**Aim**
Only lines with the word "voeren" are needed; collect each of them from the listing below.

**Provided data**
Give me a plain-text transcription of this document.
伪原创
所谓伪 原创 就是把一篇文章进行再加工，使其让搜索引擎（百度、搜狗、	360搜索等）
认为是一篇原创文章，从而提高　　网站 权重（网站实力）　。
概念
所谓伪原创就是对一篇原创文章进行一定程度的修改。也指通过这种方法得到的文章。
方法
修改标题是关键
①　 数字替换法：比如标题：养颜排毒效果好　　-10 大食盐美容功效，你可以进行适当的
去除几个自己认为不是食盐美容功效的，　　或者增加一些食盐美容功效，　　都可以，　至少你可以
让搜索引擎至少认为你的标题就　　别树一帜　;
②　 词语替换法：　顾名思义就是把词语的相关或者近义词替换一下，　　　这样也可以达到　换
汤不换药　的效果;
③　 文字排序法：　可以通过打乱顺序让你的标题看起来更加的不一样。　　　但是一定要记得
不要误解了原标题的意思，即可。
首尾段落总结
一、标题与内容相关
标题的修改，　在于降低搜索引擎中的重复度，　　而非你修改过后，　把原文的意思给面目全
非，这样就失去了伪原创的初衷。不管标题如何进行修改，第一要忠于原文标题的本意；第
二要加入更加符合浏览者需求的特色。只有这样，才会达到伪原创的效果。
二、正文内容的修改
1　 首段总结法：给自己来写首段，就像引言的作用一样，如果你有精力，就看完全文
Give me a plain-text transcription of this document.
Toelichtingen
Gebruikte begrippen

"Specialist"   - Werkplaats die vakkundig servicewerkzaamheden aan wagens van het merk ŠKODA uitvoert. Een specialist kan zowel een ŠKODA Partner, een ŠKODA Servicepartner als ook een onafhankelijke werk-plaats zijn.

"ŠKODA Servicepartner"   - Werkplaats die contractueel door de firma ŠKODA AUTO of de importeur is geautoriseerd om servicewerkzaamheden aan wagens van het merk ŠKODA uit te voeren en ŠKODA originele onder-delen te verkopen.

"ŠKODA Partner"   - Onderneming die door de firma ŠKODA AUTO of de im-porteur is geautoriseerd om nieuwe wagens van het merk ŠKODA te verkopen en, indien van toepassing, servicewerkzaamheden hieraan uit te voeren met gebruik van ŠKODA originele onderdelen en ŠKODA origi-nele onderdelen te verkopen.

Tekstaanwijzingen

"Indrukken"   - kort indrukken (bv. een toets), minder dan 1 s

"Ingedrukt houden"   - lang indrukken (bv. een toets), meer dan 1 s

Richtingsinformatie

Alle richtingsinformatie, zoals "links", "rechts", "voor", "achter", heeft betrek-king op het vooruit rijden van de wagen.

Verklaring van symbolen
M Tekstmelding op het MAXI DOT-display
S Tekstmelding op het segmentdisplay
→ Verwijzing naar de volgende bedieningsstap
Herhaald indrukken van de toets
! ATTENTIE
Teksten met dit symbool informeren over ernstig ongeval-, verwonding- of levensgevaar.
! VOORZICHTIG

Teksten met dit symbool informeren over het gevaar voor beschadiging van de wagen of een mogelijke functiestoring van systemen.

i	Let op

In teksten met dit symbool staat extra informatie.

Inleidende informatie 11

---

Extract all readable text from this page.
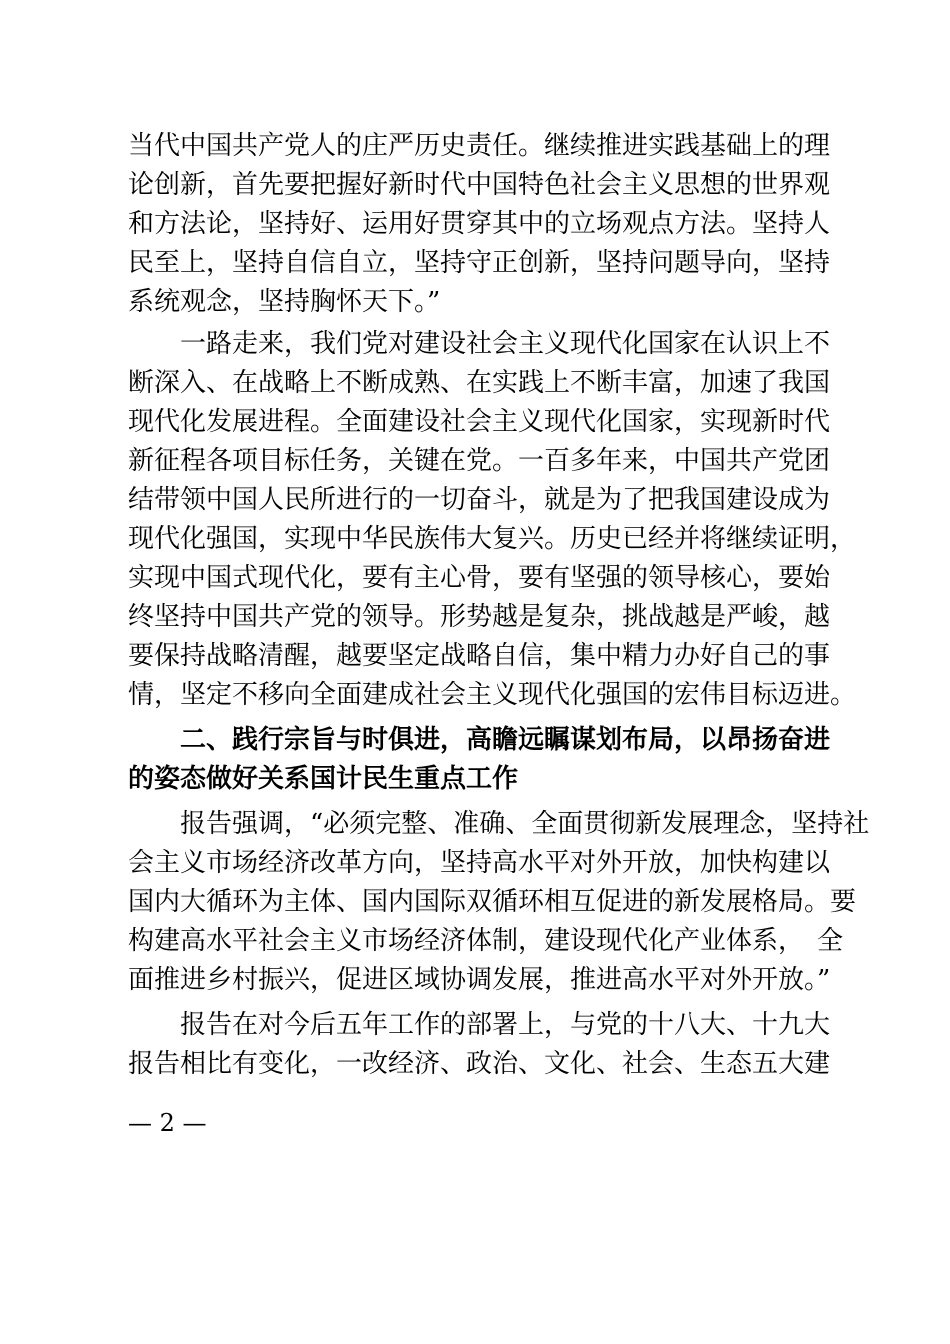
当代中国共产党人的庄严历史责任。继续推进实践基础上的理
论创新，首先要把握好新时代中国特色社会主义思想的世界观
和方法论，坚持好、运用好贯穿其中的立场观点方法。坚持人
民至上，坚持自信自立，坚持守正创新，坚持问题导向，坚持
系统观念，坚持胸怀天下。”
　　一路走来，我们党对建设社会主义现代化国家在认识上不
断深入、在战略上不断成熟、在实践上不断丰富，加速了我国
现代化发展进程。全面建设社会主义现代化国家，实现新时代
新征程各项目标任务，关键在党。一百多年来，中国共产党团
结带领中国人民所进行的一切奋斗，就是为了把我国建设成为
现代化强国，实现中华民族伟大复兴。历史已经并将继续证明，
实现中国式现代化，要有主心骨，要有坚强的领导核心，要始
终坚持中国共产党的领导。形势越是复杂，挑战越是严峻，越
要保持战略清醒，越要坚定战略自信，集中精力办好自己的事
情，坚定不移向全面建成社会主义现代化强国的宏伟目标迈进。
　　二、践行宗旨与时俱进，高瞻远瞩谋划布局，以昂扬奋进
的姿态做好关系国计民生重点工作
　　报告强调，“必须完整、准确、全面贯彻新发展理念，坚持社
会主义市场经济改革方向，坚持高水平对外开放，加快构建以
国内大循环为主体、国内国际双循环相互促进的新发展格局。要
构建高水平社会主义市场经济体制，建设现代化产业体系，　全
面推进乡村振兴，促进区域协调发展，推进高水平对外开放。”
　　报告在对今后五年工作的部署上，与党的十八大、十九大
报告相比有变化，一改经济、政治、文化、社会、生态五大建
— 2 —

**Solution to this problem**
"ŠKODA Servicepartner"   - Werkplaats die contractueel door de firma ŠKODA AUTO of de importeur is geautoriseerd om servicewerkzaamheden aan wagens van het merk ŠKODA uit te voeren en ŠKODA originele onder-delen te verkopen.
"ŠKODA Partner"   - Onderneming die door de firma ŠKODA AUTO of de im-porteur is geautoriseerd om nieuwe wagens van het merk ŠKODA te verkopen en, indien van toepassing, servicewerkzaamheden hieraan uit te voeren met gebruik van ŠKODA originele onderdelen en ŠKODA origi-nele onderdelen te verkopen.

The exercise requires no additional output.